What is required: Reproduce the listing verbatim.

[Dataset records]
::::::::::

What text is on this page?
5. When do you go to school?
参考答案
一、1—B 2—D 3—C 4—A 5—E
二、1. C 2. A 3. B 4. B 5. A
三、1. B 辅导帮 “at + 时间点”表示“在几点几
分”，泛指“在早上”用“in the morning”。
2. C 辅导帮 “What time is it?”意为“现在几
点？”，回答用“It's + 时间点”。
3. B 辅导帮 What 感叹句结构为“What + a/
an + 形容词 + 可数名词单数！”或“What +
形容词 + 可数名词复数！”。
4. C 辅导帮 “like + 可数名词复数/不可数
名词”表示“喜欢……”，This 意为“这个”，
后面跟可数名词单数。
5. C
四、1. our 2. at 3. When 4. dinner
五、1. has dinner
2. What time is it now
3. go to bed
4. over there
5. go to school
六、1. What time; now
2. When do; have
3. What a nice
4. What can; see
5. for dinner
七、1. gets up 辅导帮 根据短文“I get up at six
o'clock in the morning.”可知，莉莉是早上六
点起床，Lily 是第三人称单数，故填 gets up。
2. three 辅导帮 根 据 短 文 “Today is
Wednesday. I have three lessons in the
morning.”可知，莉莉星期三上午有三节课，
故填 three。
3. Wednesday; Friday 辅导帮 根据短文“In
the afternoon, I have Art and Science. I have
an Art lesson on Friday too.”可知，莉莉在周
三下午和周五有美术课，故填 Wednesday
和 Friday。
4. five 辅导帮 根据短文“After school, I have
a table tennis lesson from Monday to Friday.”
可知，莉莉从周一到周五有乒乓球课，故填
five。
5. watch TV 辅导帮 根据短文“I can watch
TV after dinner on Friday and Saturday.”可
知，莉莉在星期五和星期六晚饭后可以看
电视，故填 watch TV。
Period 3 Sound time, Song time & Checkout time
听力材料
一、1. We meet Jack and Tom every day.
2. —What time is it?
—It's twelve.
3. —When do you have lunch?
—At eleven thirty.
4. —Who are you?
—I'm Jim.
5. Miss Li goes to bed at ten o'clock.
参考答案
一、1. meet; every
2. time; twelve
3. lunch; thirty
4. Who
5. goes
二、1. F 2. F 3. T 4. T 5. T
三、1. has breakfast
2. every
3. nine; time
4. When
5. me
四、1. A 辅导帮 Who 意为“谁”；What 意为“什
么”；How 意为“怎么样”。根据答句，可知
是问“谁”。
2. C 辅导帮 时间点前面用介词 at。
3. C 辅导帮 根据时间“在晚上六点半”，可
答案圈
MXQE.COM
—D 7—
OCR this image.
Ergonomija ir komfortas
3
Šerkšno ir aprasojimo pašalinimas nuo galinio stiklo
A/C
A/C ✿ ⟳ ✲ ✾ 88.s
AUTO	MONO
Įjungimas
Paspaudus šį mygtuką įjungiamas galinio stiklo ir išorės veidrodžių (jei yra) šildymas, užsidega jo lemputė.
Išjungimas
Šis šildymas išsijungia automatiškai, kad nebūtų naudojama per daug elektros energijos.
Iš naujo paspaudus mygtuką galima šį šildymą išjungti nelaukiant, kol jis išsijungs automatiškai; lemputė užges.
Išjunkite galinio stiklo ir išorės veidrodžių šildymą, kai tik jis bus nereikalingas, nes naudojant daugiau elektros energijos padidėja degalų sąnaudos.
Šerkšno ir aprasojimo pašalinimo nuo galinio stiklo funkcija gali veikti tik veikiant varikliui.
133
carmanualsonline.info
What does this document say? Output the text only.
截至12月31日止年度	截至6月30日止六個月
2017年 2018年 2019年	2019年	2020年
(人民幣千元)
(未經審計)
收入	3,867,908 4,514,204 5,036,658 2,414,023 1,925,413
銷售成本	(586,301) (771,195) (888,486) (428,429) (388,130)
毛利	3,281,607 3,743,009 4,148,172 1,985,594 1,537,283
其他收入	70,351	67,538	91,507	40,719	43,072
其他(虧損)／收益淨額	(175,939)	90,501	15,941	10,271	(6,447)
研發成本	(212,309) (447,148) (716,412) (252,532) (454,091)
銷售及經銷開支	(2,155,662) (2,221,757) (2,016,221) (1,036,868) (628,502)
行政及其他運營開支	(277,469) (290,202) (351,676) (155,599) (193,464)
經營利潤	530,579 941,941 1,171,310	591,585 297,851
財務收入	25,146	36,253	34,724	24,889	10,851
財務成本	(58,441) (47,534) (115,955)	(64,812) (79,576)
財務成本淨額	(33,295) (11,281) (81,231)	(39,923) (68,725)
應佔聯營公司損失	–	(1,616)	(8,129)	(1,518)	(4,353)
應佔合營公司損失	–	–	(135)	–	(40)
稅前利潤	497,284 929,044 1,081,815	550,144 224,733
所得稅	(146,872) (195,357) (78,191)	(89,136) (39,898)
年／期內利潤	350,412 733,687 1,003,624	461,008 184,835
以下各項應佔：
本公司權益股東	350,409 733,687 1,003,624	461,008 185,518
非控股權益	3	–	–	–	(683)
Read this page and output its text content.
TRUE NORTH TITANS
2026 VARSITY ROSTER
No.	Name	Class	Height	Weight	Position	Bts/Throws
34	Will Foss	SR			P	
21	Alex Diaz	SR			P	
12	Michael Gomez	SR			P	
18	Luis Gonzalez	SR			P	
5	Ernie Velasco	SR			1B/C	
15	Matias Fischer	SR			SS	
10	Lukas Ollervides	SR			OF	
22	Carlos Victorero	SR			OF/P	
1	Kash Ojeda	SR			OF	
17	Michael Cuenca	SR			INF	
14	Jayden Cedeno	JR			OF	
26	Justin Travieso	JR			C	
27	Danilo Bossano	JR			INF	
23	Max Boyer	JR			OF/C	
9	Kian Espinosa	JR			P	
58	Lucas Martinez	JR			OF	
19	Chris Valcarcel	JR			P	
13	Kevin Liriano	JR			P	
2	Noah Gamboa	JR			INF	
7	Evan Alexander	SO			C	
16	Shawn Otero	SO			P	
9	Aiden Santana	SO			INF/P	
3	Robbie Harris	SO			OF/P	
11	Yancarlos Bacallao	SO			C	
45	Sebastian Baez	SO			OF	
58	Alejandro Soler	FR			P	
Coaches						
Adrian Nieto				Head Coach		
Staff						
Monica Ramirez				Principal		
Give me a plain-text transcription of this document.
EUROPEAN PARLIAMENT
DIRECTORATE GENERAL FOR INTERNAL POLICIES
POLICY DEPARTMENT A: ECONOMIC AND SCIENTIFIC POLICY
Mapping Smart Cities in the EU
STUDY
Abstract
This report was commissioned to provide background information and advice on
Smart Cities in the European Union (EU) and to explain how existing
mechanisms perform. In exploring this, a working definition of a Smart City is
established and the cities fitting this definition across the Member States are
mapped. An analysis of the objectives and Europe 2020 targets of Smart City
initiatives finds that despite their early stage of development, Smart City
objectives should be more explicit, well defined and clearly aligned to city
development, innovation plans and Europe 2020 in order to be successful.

::::::::::

Worked answer:
What text is on this page?
5. When do you go to school?
参考答案
一、1—B 2—D 3—C 4—A 5—E
二、1. C 2. A 3. B 4. B 5. A
三、1. B 辅导帮 “at + 时间点”表示“在几点几
分”，泛指“在早上”用“in the morning”。
2. C 辅导帮 “What time is it?”意为“现在几
点？”，回答用“It's + 时间点”。
3. B 辅导帮 What 感叹句结构为“What + a/
an + 形容词 + 可数名词单数！”或“What +
形容词 + 可数名词复数！”。
4. C 辅导帮 “like + 可数名词复数/不可数
名词”表示“喜欢……”，This 意为“这个”，
后面跟可数名词单数。
5. C
四、1. our 2. at 3. When 4. dinner
五、1. has dinner
2. What time is it now
3. go to bed
4. over there
5. go to school
六、1. What time; now
2. When do; have
3. What a nice
4. What can; see
5. for dinner
七、1. gets up 辅导帮 根据短文“I get up at six
o'clock in the morning.”可知，莉莉是早上六
点起床，Lily 是第三人称单数，故填 gets up。
2. three 辅导帮 根 据 短 文 “Today is
Wednesday. I have three lessons in the
morning.”可知，莉莉星期三上午有三节课，
故填 three。
3. Wednesday; Friday 辅导帮 根据短文“In
the afternoon, I have Art and Science. I have
an Art lesson on Friday too.”可知，莉莉在周
三下午和周五有美术课，故填 Wednesday
和 Friday。
4. five 辅导帮 根据短文“After school, I have
a table tennis lesson from Monday to Friday.”
可知，莉莉从周一到周五有乒乓球课，故填
five。
5. watch TV 辅导帮 根据短文“I can watch
TV after dinner on Friday and Saturday.”可
知，莉莉在星期五和星期六晚饭后可以看
电视，故填 watch TV。
Period 3 Sound time, Song time & Checkout time
听力材料
一、1. We meet Jack and Tom every day.
2. —What time is it?
—It's twelve.
3. —When do you have lunch?
—At eleven thirty.
4. —Who are you?
—I'm Jim.
5. Miss Li goes to bed at ten o'clock.
参考答案
一、1. meet; every
2. time; twelve
3. lunch; thirty
4. Who
5. goes
二、1. F 2. F 3. T 4. T 5. T
三、1. has breakfast
2. every
3. nine; time
4. When
5. me
四、1. A 辅导帮 Who 意为“谁”；What 意为“什
么”；How 意为“怎么样”。根据答句，可知
是问“谁”。
2. C 辅导帮 时间点前面用介词 at。
3. C 辅导帮 根据时间“在晚上六点半”，可
答案圈
MXQE.COM
—D 7—
OCR this image.
Ergonomija ir komfortas
3
Šerkšno ir aprasojimo pašalinimas nuo galinio stiklo
A/C
A/C ✿ ⟳ ✲ ✾ 88.s
AUTO	MONO
Įjungimas
Paspaudus šį mygtuką įjungiamas galinio stiklo ir išorės veidrodžių (jei yra) šildymas, užsidega jo lemputė.
Išjungimas
Šis šildymas išsijungia automatiškai, kad nebūtų naudojama per daug elektros energijos.
Iš naujo paspaudus mygtuką galima šį šildymą išjungti nelaukiant, kol jis išsijungs automatiškai; lemputė užges.
Išjunkite galinio stiklo ir išorės veidrodžių šildymą, kai tik jis bus nereikalingas, nes naudojant daugiau elektros energijos padidėja degalų sąnaudos.
Šerkšno ir aprasojimo pašalinimo nuo galinio stiklo funkcija gali veikti tik veikiant varikliui.
133
carmanualsonline.info
What does this document say? Output the text only.
截至12月31日止年度	截至6月30日止六個月
2017年 2018年 2019年	2019年	2020年
(人民幣千元)
(未經審計)
收入	3,867,908 4,514,204 5,036,658 2,414,023 1,925,413
銷售成本	(586,301) (771,195) (888,486) (428,429) (388,130)
毛利	3,281,607 3,743,009 4,148,172 1,985,594 1,537,283
其他收入	70,351	67,538	91,507	40,719	43,072
其他(虧損)／收益淨額	(175,939)	90,501	15,941	10,271	(6,447)
研發成本	(212,309) (447,148) (716,412) (252,532) (454,091)
銷售及經銷開支	(2,155,662) (2,221,757) (2,016,221) (1,036,868) (628,502)
行政及其他運營開支	(277,469) (290,202) (351,676) (155,599) (193,464)
經營利潤	530,579 941,941 1,171,310	591,585 297,851
財務收入	25,146	36,253	34,724	24,889	10,851
財務成本	(58,441) (47,534) (115,955)	(64,812) (79,576)
財務成本淨額	(33,295) (11,281) (81,231)	(39,923) (68,725)
應佔聯營公司損失	–	(1,616)	(8,129)	(1,518)	(4,353)
應佔合營公司損失	–	–	(135)	–	(40)
稅前利潤	497,284 929,044 1,081,815	550,144 224,733
所得稅	(146,872) (195,357) (78,191)	(89,136) (39,898)
年／期內利潤	350,412 733,687 1,003,624	461,008 184,835
以下各項應佔：
本公司權益股東	350,409 733,687 1,003,624	461,008 185,518
非控股權益	3	–	–	–	(683)
Read this page and output its text content.
TRUE NORTH TITANS
2026 VARSITY ROSTER
No.	Name	Class	Height	Weight	Position	Bts/Throws
34	Will Foss	SR			P	
21	Alex Diaz	SR			P	
12	Michael Gomez	SR			P	
18	Luis Gonzalez	SR			P	
5	Ernie Velasco	SR			1B/C	
15	Matias Fischer	SR			SS	
10	Lukas Ollervides	SR			OF	
22	Carlos Victorero	SR			OF/P	
1	Kash Ojeda	SR			OF	
17	Michael Cuenca	SR			INF	
14	Jayden Cedeno	JR			OF	
26	Justin Travieso	JR			C	
27	Danilo Bossano	JR			INF	
23	Max Boyer	JR			OF/C	
9	Kian Espinosa	JR			P	
58	Lucas Martinez	JR			OF	
19	Chris Valcarcel	JR			P	
13	Kevin Liriano	JR			P	
2	Noah Gamboa	JR			INF	
7	Evan Alexander	SO			C	
16	Shawn Otero	SO			P	
9	Aiden Santana	SO			INF/P	
3	Robbie Harris	SO			OF/P	
11	Yancarlos Bacallao	SO			C	
45	Sebastian Baez	SO			OF	
58	Alejandro Soler	FR			P	
Coaches						
Adrian Nieto				Head Coach		
Staff						
Monica Ramirez				Principal		
Give me a plain-text transcription of this document.
EUROPEAN PARLIAMENT
DIRECTORATE GENERAL FOR INTERNAL POLICIES
POLICY DEPARTMENT A: ECONOMIC AND SCIENTIFIC POLICY
Mapping Smart Cities in the EU
STUDY
Abstract
This report was commissioned to provide background information and advice on
Smart Cities in the European Union (EU) and to explain how existing
mechanisms perform. In exploring this, a working definition of a Smart City is
established and the cities fitting this definition across the Member States are
mapped. An analysis of the objectives and Europe 2020 targets of Smart City
initiatives finds that despite their early stage of development, Smart City
objectives should be more explicit, well defined and clearly aligned to city
development, innovation plans and Europe 2020 in order to be successful.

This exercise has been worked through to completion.